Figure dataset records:
▬▬▬▬▬▬

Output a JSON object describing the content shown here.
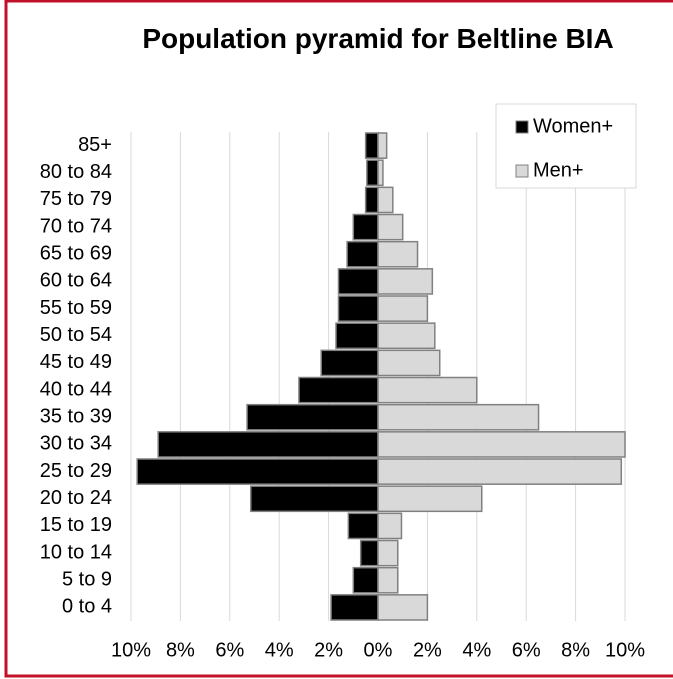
{
  "chart_data": {
    "type": "pyramid",
    "title": "Population pyramid for Beltline BIA",
    "categories": [
      "85+",
      "80 to 84",
      "75 to 79",
      "70 to 74",
      "65 to 69",
      "60 to 64",
      "55 to 59",
      "50 to 54",
      "45 to 49",
      "40 to 44",
      "35 to 39",
      "30 to 34",
      "25 to 29",
      "20 to 24",
      "15 to 19",
      "10 to 14",
      "5 to 9",
      "0 to 4"
    ],
    "series": [
      {
        "name": "Women+",
        "color": "#000000",
        "values": [
          -0.5,
          -0.45,
          -0.5,
          -1.0,
          -1.25,
          -1.6,
          -1.6,
          -1.7,
          -2.3,
          -3.2,
          -5.3,
          -8.9,
          -9.75,
          -5.15,
          -1.2,
          -0.7,
          -1.0,
          -1.9
        ]
      },
      {
        "name": "Men+",
        "color": "#d9d9d9",
        "values": [
          0.35,
          0.2,
          0.6,
          1.0,
          1.6,
          2.2,
          2.0,
          2.3,
          2.5,
          4.0,
          6.5,
          10.0,
          9.85,
          4.2,
          0.95,
          0.8,
          0.8,
          2.0
        ]
      }
    ],
    "xlim": [
      -10,
      10
    ],
    "xticks": [
      {
        "value": -10,
        "label": "10%"
      },
      {
        "value": -8,
        "label": "8%"
      },
      {
        "value": -6,
        "label": "6%"
      },
      {
        "value": -4,
        "label": "4%"
      },
      {
        "value": -2,
        "label": "2%"
      },
      {
        "value": 0,
        "label": "0%"
      },
      {
        "value": 2,
        "label": "2%"
      },
      {
        "value": 4,
        "label": "4%"
      },
      {
        "value": 6,
        "label": "6%"
      },
      {
        "value": 8,
        "label": "8%"
      },
      {
        "value": 10,
        "label": "10%"
      }
    ],
    "grid": true,
    "legend": "top-right"
  }
}
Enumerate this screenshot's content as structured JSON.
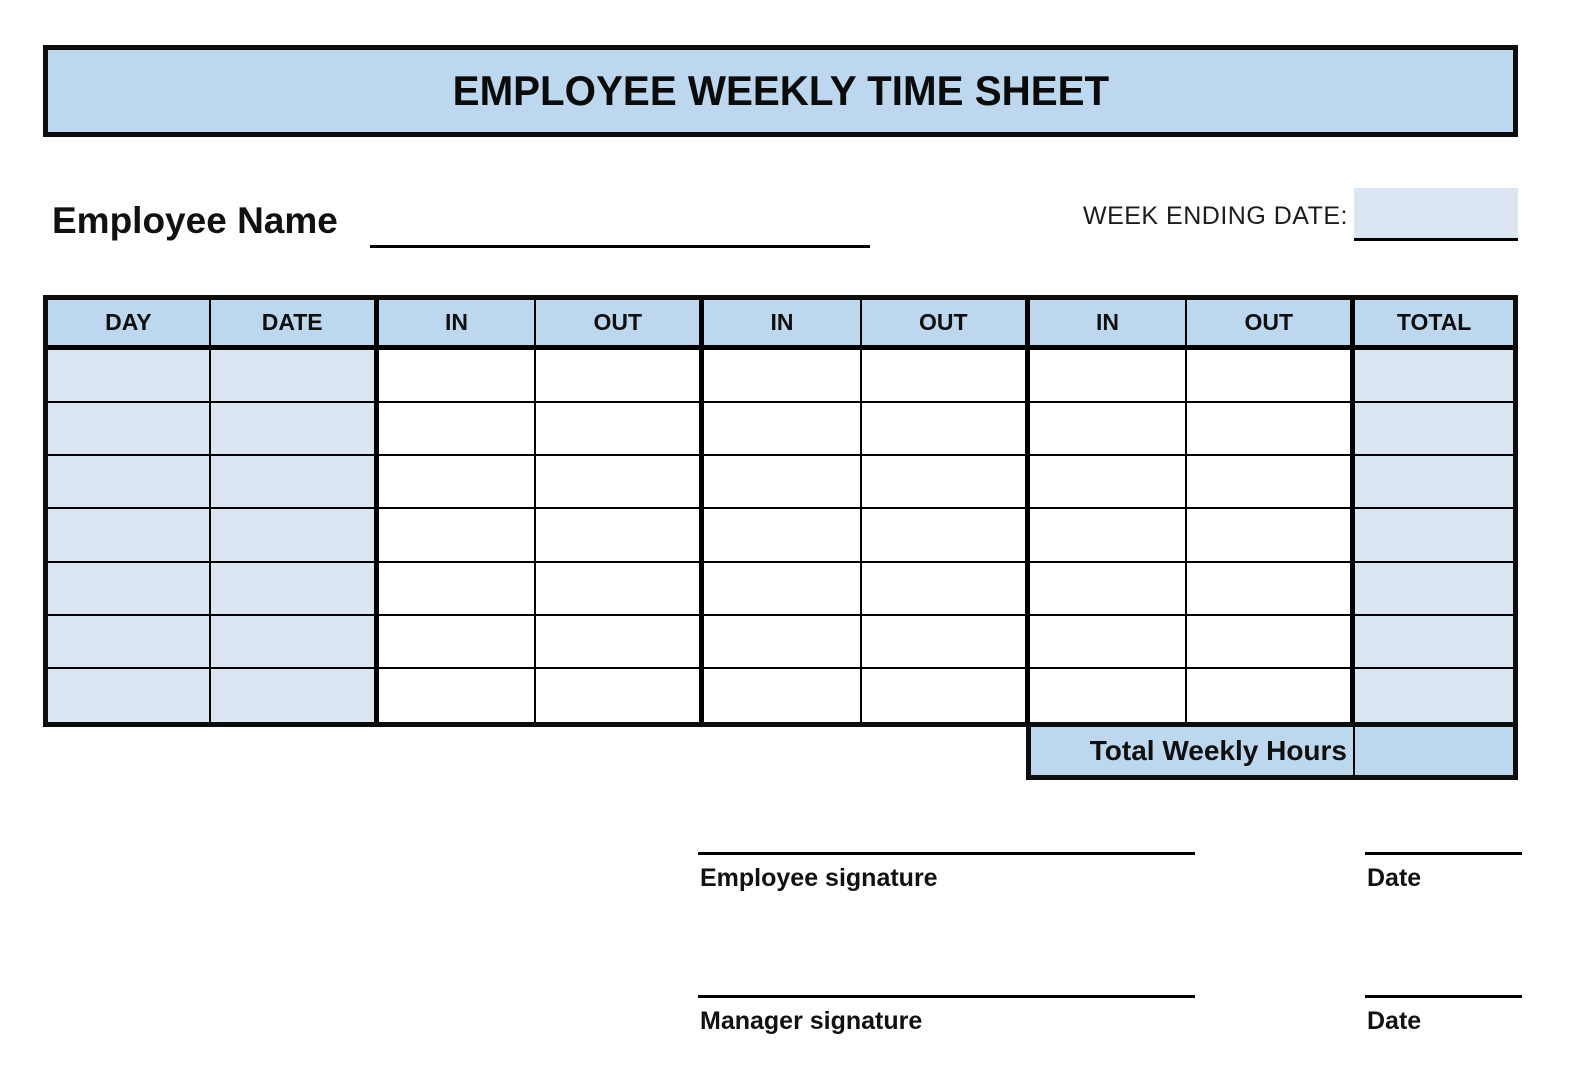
{
  "header": {
    "title": "EMPLOYEE WEEKLY TIME SHEET"
  },
  "fields": {
    "employee_name_label": "Employee Name",
    "employee_name_value": "",
    "week_ending_label": "WEEK ENDING DATE:",
    "week_ending_value": ""
  },
  "table": {
    "headers": [
      "DAY",
      "DATE",
      "IN",
      "OUT",
      "IN",
      "OUT",
      "IN",
      "OUT",
      "TOTAL"
    ],
    "rows": [
      [
        "",
        "",
        "",
        "",
        "",
        "",
        "",
        "",
        ""
      ],
      [
        "",
        "",
        "",
        "",
        "",
        "",
        "",
        "",
        ""
      ],
      [
        "",
        "",
        "",
        "",
        "",
        "",
        "",
        "",
        ""
      ],
      [
        "",
        "",
        "",
        "",
        "",
        "",
        "",
        "",
        ""
      ],
      [
        "",
        "",
        "",
        "",
        "",
        "",
        "",
        "",
        ""
      ],
      [
        "",
        "",
        "",
        "",
        "",
        "",
        "",
        "",
        ""
      ],
      [
        "",
        "",
        "",
        "",
        "",
        "",
        "",
        "",
        ""
      ]
    ],
    "total_label": "Total Weekly Hours",
    "total_value": ""
  },
  "signatures": {
    "employee_label": "Employee signature",
    "employee_date_label": "Date",
    "manager_label": "Manager signature",
    "manager_date_label": "Date"
  },
  "colors": {
    "title_bar_blue": "#bdd7ee",
    "header_blue": "#bdd7ee",
    "row_light_blue": "#dce6f2",
    "total_row_blue": "#bdd7ee",
    "border_black": "#0d0d0d"
  }
}
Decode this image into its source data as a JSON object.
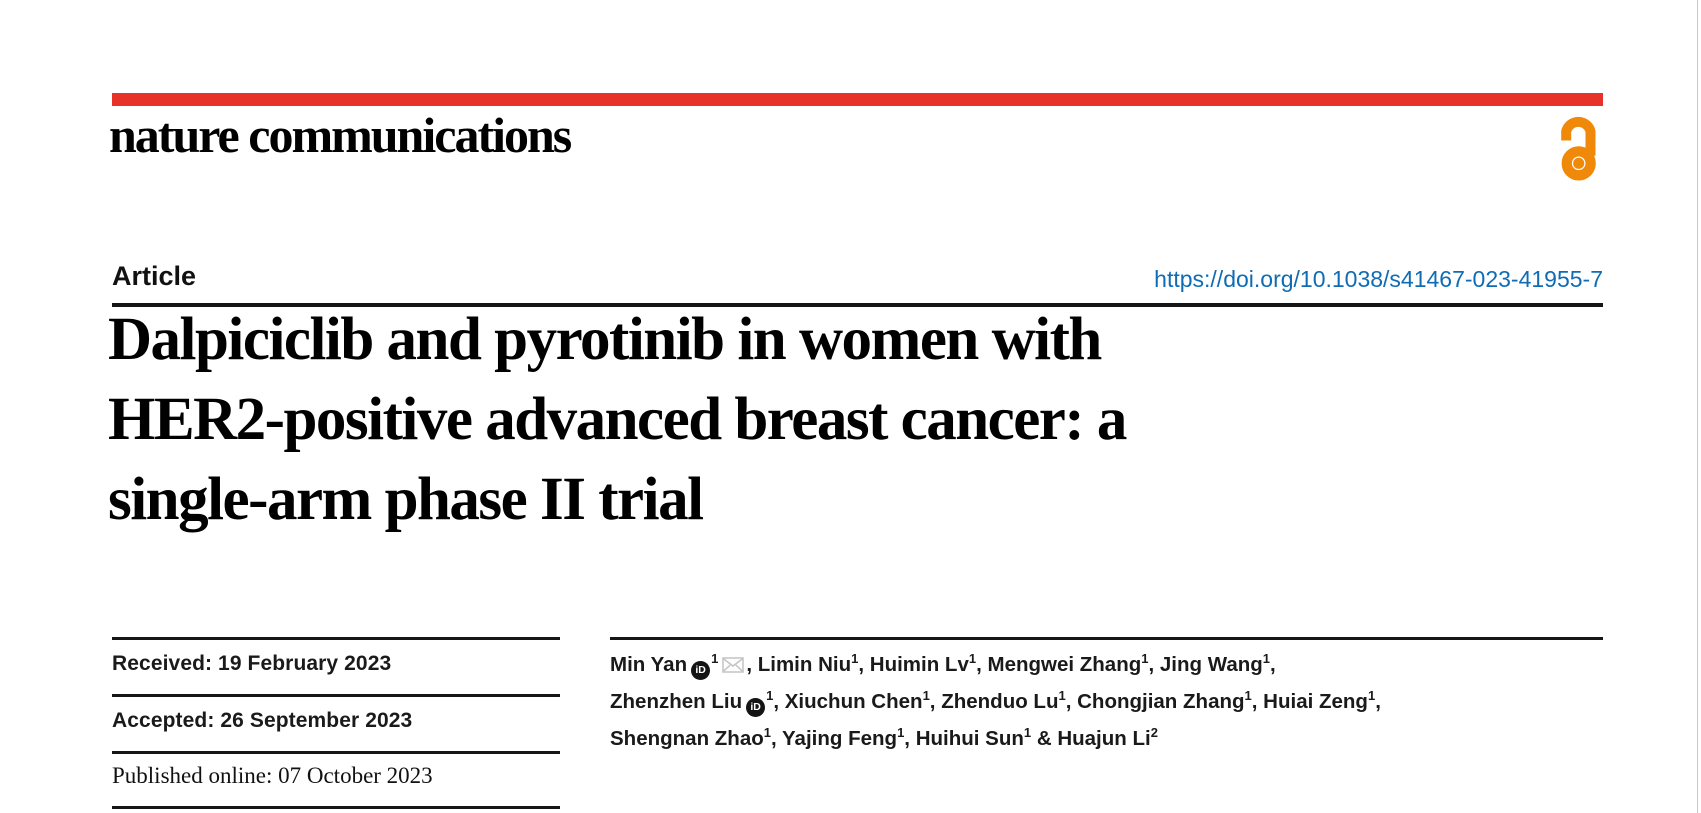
{
  "journal": {
    "logo": "nature communications"
  },
  "colors": {
    "brand_bar_red": "#e63228",
    "open_access_orange": "#f0890a",
    "doi_link_blue": "#0f6cb4"
  },
  "header": {
    "open_access_icon": "open-access-unlocked-padlock"
  },
  "article": {
    "label": "Article",
    "doi": "https://doi.org/10.1038/s41467-023-41955-7",
    "title_lines": [
      "Dalpiciclib and pyrotinib in women with",
      "HER2-positive advanced breast cancer: a",
      "single-arm phase II trial"
    ]
  },
  "dates": [
    {
      "text": "Received: 19 February 2023"
    },
    {
      "text": "Accepted: 26 September 2023"
    },
    {
      "text": "Published online: 07 October 2023"
    }
  ],
  "authors": {
    "list": [
      {
        "name": "Min Yan",
        "orcid": true,
        "sup": "1",
        "mail": true,
        "suffix": ", "
      },
      {
        "name": "Limin Niu",
        "sup": "1",
        "suffix": ", "
      },
      {
        "name": "Huimin Lv",
        "sup": "1",
        "suffix": ", "
      },
      {
        "name": "Mengwei Zhang",
        "sup": "1",
        "suffix": ", "
      },
      {
        "name": "Jing Wang",
        "sup": "1",
        "suffix": ",",
        "br": true
      },
      {
        "name": "Zhenzhen Liu",
        "orcid": true,
        "sup": "1",
        "suffix": ", "
      },
      {
        "name": "Xiuchun Chen",
        "sup": "1",
        "suffix": ", "
      },
      {
        "name": "Zhenduo Lu",
        "sup": "1",
        "suffix": ", "
      },
      {
        "name": "Chongjian Zhang",
        "sup": "1",
        "suffix": ", "
      },
      {
        "name": "Huiai Zeng",
        "sup": "1",
        "suffix": ",",
        "br": true
      },
      {
        "name": "Shengnan Zhao",
        "sup": "1",
        "suffix": ", "
      },
      {
        "name": "Yajing Feng",
        "sup": "1",
        "suffix": ", "
      },
      {
        "name": "Huihui Sun",
        "sup": "1",
        "suffix": " & "
      },
      {
        "name": "Huajun Li",
        "sup": "2",
        "suffix": ""
      }
    ]
  }
}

▬▬▬▬▬▬

** Task to carry out **
Output the data above without changes, apart from leaving out the pictures.

** Full solution **
Output a JSON object describing the content shown here.
{
  "chart_data": {
    "type": "pyramid",
    "title": "Population pyramid for Beltline BIA",
    "categories": [
      "85+",
      "80 to 84",
      "75 to 79",
      "70 to 74",
      "65 to 69",
      "60 to 64",
      "55 to 59",
      "50 to 54",
      "45 to 49",
      "40 to 44",
      "35 to 39",
      "30 to 34",
      "25 to 29",
      "20 to 24",
      "15 to 19",
      "10 to 14",
      "5 to 9",
      "0 to 4"
    ],
    "series": [
      {
        "name": "Women+",
        "color": "#000000",
        "values": [
          -0.5,
          -0.45,
          -0.5,
          -1.0,
          -1.25,
          -1.6,
          -1.6,
          -1.7,
          -2.3,
          -3.2,
          -5.3,
          -8.9,
          -9.75,
          -5.15,
          -1.2,
          -0.7,
          -1.0,
          -1.9
        ]
      },
      {
        "name": "Men+",
        "color": "#d9d9d9",
        "values": [
          0.35,
          0.2,
          0.6,
          1.0,
          1.6,
          2.2,
          2.0,
          2.3,
          2.5,
          4.0,
          6.5,
          10.0,
          9.85,
          4.2,
          0.95,
          0.8,
          0.8,
          2.0
        ]
      }
    ],
    "xlim": [
      -10,
      10
    ],
    "xticks": [
      {
        "value": -10,
        "label": "10%"
      },
      {
        "value": -8,
        "label": "8%"
      },
      {
        "value": -6,
        "label": "6%"
      },
      {
        "value": -4,
        "label": "4%"
      },
      {
        "value": -2,
        "label": "2%"
      },
      {
        "value": 0,
        "label": "0%"
      },
      {
        "value": 2,
        "label": "2%"
      },
      {
        "value": 4,
        "label": "4%"
      },
      {
        "value": 6,
        "label": "6%"
      },
      {
        "value": 8,
        "label": "8%"
      },
      {
        "value": 10,
        "label": "10%"
      }
    ],
    "grid": true,
    "legend": "top-right"
  }
}
Enumerate this screenshot's content as structured JSON.
{
  "header": {
    "title": "EMPLOYEE WEEKLY TIME SHEET"
  },
  "fields": {
    "employee_name_label": "Employee Name",
    "employee_name_value": "",
    "week_ending_label": "WEEK ENDING DATE:",
    "week_ending_value": ""
  },
  "table": {
    "headers": [
      "DAY",
      "DATE",
      "IN",
      "OUT",
      "IN",
      "OUT",
      "IN",
      "OUT",
      "TOTAL"
    ],
    "rows": [
      [
        "",
        "",
        "",
        "",
        "",
        "",
        "",
        "",
        ""
      ],
      [
        "",
        "",
        "",
        "",
        "",
        "",
        "",
        "",
        ""
      ],
      [
        "",
        "",
        "",
        "",
        "",
        "",
        "",
        "",
        ""
      ],
      [
        "",
        "",
        "",
        "",
        "",
        "",
        "",
        "",
        ""
      ],
      [
        "",
        "",
        "",
        "",
        "",
        "",
        "",
        "",
        ""
      ],
      [
        "",
        "",
        "",
        "",
        "",
        "",
        "",
        "",
        ""
      ],
      [
        "",
        "",
        "",
        "",
        "",
        "",
        "",
        "",
        ""
      ]
    ],
    "total_label": "Total Weekly Hours",
    "total_value": ""
  },
  "signatures": {
    "employee_label": "Employee signature",
    "employee_date_label": "Date",
    "manager_label": "Manager signature",
    "manager_date_label": "Date"
  },
  "colors": {
    "title_bar_blue": "#bdd7ee",
    "header_blue": "#bdd7ee",
    "row_light_blue": "#dce6f2",
    "total_row_blue": "#bdd7ee",
    "border_black": "#0d0d0d"
  }
}
Decode this image into its source data as a JSON object.
{
  "journal": {
    "logo": "nature communications"
  },
  "colors": {
    "brand_bar_red": "#e63228",
    "open_access_orange": "#f0890a",
    "doi_link_blue": "#0f6cb4"
  },
  "header": {
    "open_access_icon": "open-access-unlocked-padlock"
  },
  "article": {
    "label": "Article",
    "doi": "https://doi.org/10.1038/s41467-023-41955-7",
    "title_lines": [
      "Dalpiciclib and pyrotinib in women with",
      "HER2-positive advanced breast cancer: a",
      "single-arm phase II trial"
    ]
  },
  "dates": [
    {
      "text": "Received: 19 February 2023"
    },
    {
      "text": "Accepted: 26 September 2023"
    },
    {
      "text": "Published online: 07 October 2023"
    }
  ],
  "authors": {
    "list": [
      {
        "name": "Min Yan",
        "orcid": true,
        "sup": "1",
        "mail": true,
        "suffix": ", "
      },
      {
        "name": "Limin Niu",
        "sup": "1",
        "suffix": ", "
      },
      {
        "name": "Huimin Lv",
        "sup": "1",
        "suffix": ", "
      },
      {
        "name": "Mengwei Zhang",
        "sup": "1",
        "suffix": ", "
      },
      {
        "name": "Jing Wang",
        "sup": "1",
        "suffix": ",",
        "br": true
      },
      {
        "name": "Zhenzhen Liu",
        "orcid": true,
        "sup": "1",
        "suffix": ", "
      },
      {
        "name": "Xiuchun Chen",
        "sup": "1",
        "suffix": ", "
      },
      {
        "name": "Zhenduo Lu",
        "sup": "1",
        "suffix": ", "
      },
      {
        "name": "Chongjian Zhang",
        "sup": "1",
        "suffix": ", "
      },
      {
        "name": "Huiai Zeng",
        "sup": "1",
        "suffix": ",",
        "br": true
      },
      {
        "name": "Shengnan Zhao",
        "sup": "1",
        "suffix": ", "
      },
      {
        "name": "Yajing Feng",
        "sup": "1",
        "suffix": ", "
      },
      {
        "name": "Huihui Sun",
        "sup": "1",
        "suffix": " & "
      },
      {
        "name": "Huajun Li",
        "sup": "2",
        "suffix": ""
      }
    ]
  }
}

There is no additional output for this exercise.